Print the complete set of entries exactly.

• Recorded data
* * *

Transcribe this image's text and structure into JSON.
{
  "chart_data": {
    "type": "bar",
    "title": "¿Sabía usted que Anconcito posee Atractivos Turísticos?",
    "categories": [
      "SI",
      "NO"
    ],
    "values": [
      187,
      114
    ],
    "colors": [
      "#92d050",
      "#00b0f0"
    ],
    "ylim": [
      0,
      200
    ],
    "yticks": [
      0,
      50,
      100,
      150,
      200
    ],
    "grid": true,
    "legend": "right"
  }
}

* * *

• Solution for this task
Transcribe this image's text and structure into JSON.
{
  "chart_data": {
    "type": "bar",
    "title": "¿Sabía usted que Anconcito posee Atractivos Turísticos?",
    "categories": [
      "SI",
      "NO"
    ],
    "values": [
      187,
      114
    ],
    "colors": [
      "#92d050",
      "#00b0f0"
    ],
    "ylim": [
      0,
      200
    ],
    "yticks": [
      0,
      50,
      100,
      150,
      200
    ],
    "grid": true,
    "legend": "right"
  }
}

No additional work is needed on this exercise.